* begin Provided data *

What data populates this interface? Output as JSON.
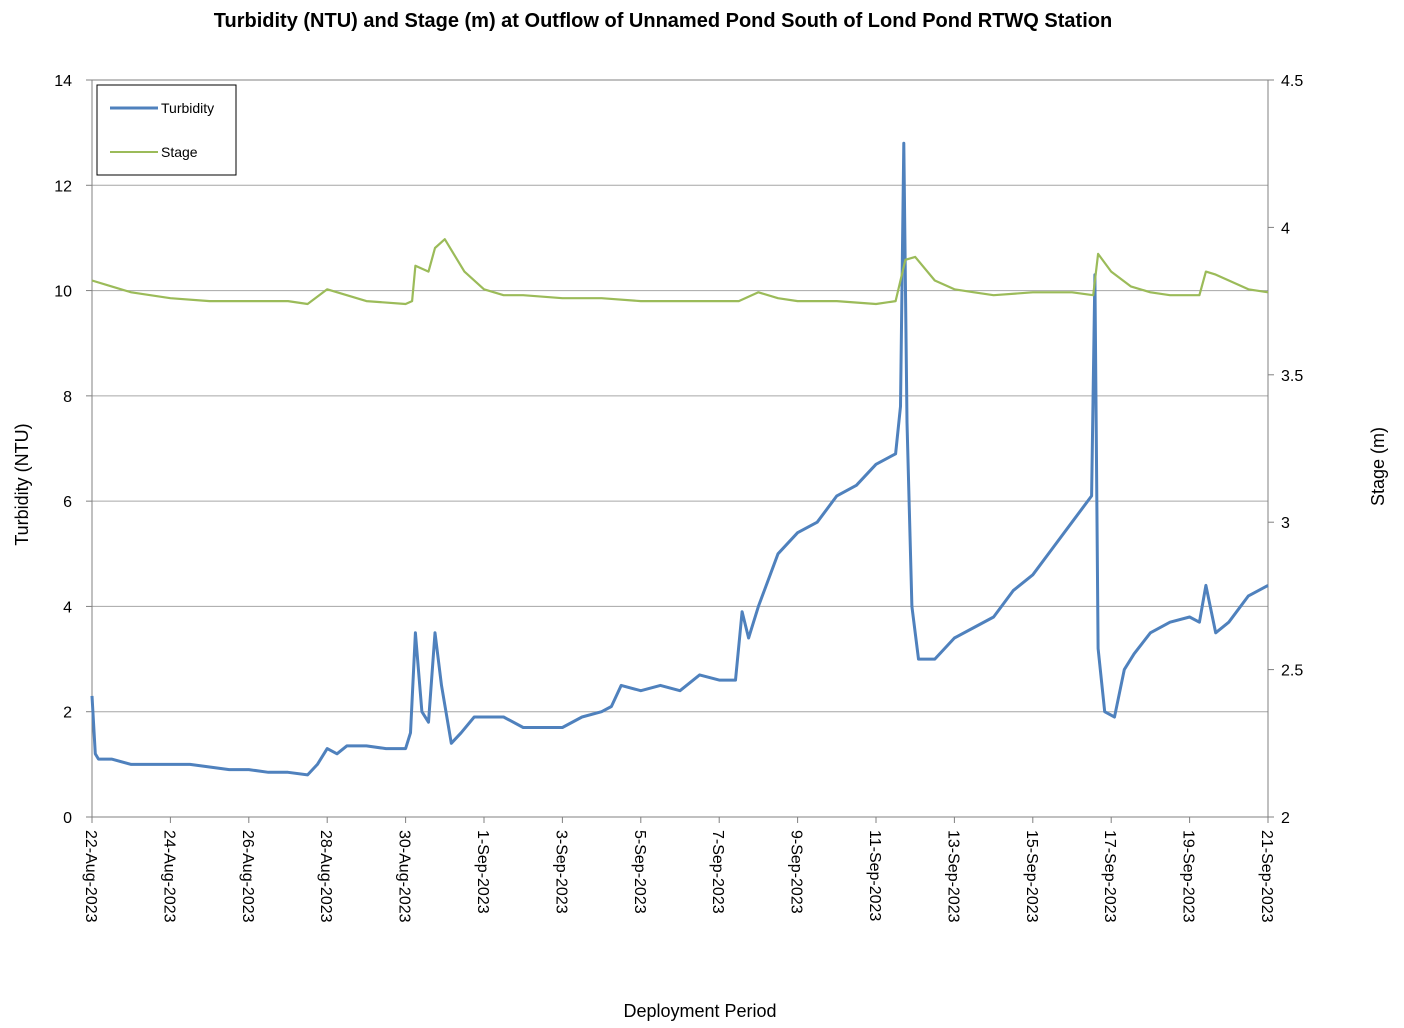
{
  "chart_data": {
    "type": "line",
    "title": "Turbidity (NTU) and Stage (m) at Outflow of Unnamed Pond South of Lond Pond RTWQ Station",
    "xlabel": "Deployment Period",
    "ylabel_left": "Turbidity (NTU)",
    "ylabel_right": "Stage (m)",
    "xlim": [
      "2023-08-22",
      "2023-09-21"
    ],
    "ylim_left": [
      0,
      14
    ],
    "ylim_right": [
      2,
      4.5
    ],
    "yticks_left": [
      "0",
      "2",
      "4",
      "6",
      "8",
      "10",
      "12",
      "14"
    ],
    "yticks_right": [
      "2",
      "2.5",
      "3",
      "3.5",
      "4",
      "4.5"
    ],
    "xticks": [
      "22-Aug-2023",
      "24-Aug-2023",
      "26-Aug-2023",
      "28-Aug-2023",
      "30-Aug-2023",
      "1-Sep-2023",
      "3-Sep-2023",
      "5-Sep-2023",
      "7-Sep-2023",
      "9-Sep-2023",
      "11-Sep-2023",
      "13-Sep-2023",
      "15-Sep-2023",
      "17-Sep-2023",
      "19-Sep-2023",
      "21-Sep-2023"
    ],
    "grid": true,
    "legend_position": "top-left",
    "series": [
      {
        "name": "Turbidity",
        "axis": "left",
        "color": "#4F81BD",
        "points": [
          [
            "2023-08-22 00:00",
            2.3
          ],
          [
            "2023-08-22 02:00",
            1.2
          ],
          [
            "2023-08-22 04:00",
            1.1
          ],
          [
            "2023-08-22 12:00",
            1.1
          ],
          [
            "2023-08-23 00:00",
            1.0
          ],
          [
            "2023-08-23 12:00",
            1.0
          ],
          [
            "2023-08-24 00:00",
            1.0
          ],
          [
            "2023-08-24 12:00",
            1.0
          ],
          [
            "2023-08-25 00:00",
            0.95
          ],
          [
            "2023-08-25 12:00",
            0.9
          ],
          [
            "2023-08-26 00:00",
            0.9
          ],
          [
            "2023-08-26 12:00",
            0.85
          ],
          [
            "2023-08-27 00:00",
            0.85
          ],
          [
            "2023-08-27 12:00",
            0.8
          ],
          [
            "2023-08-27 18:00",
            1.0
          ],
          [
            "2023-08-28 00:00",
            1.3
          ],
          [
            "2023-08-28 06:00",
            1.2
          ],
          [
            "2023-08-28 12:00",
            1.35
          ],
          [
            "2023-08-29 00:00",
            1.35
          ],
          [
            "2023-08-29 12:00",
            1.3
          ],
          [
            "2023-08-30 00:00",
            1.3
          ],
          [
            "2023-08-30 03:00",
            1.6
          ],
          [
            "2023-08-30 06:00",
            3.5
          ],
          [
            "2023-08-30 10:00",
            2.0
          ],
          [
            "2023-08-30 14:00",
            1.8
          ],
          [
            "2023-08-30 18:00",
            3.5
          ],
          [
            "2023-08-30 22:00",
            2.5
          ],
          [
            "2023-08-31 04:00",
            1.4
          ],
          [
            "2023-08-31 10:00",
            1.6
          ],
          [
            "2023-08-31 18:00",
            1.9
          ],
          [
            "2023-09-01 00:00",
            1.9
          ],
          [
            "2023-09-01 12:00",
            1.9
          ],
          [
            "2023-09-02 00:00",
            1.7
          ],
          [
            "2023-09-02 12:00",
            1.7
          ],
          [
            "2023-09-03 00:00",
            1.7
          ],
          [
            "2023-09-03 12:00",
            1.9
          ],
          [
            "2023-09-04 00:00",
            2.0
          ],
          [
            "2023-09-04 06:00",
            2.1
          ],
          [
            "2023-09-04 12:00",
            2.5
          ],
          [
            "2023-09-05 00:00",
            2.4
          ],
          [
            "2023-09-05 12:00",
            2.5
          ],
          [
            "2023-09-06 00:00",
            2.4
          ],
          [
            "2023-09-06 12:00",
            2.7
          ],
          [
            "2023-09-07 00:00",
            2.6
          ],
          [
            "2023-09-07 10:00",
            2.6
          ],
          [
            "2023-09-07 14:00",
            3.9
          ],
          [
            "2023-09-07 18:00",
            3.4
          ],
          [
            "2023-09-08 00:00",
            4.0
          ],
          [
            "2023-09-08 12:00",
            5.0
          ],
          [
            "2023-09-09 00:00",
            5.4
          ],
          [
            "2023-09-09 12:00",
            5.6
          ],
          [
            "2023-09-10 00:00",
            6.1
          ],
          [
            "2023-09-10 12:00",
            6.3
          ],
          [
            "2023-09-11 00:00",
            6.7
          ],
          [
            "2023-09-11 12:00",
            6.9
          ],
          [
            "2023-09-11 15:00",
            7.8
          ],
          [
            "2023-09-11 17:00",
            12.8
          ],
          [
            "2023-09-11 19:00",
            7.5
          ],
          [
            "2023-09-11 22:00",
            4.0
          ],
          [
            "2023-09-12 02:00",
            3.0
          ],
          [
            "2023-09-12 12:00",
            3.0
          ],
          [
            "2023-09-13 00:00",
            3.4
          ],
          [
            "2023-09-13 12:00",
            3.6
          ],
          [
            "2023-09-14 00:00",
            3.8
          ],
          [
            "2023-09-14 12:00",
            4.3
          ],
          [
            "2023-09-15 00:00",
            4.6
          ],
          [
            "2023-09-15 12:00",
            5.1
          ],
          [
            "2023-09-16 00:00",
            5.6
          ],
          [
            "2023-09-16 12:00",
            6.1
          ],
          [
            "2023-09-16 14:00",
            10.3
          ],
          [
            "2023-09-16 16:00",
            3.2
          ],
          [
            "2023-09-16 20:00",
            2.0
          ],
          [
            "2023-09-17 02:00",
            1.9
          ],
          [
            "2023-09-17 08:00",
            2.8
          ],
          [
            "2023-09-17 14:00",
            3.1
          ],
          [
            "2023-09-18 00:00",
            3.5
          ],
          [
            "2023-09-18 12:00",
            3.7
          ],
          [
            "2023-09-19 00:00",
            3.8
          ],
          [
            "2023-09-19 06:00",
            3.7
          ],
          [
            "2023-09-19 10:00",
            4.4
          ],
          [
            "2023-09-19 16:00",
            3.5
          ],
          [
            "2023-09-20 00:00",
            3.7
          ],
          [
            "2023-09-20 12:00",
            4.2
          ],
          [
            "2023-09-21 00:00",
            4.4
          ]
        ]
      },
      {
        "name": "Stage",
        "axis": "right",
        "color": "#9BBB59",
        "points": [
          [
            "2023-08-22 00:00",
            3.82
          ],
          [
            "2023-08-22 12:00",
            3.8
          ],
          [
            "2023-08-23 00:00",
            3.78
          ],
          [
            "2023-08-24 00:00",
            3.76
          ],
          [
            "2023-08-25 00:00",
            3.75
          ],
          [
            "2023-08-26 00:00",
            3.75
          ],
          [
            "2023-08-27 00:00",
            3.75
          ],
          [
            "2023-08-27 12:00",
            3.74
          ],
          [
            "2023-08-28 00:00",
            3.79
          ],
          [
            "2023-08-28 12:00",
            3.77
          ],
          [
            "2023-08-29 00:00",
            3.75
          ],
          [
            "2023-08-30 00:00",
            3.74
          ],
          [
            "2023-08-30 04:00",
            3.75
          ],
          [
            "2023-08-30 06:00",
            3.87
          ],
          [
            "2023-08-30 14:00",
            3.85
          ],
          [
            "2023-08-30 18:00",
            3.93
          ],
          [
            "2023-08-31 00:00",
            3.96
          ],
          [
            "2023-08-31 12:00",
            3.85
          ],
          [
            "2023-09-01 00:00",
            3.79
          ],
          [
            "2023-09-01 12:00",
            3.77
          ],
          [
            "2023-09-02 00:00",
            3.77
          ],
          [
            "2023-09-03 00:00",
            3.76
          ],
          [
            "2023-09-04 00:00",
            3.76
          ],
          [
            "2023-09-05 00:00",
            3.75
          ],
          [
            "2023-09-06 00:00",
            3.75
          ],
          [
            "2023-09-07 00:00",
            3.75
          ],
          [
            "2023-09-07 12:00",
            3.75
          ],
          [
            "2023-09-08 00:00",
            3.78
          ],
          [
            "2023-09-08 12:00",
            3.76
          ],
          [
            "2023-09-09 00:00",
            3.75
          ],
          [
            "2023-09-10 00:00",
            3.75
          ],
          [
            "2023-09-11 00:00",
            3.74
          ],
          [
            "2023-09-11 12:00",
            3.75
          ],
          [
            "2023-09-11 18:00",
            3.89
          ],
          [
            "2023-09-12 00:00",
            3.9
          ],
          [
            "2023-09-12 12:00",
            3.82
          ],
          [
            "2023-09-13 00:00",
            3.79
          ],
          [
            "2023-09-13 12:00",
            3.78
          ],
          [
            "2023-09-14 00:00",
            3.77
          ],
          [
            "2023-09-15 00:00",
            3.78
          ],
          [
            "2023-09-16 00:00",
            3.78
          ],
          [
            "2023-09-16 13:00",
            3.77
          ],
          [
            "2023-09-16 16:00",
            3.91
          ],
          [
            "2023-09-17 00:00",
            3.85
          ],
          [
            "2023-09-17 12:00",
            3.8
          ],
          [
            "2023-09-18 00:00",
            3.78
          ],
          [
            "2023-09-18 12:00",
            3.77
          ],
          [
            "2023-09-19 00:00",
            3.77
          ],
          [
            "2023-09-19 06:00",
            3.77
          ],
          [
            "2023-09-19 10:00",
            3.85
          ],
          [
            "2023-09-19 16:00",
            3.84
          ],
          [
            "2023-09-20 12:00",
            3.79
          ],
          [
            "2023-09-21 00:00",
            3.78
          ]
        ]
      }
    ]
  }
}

* end Provided data *

> [Objective]: Track down every line holding the string "Stage" and copy it.

> [Finished task]:
    "title": "Turbidity (NTU) and Stage (m) at Outflow of Unnamed Pond South of Lond Pond RTWQ Station",
    "ylabel_right": "Stage (m)",
        "name": "Stage",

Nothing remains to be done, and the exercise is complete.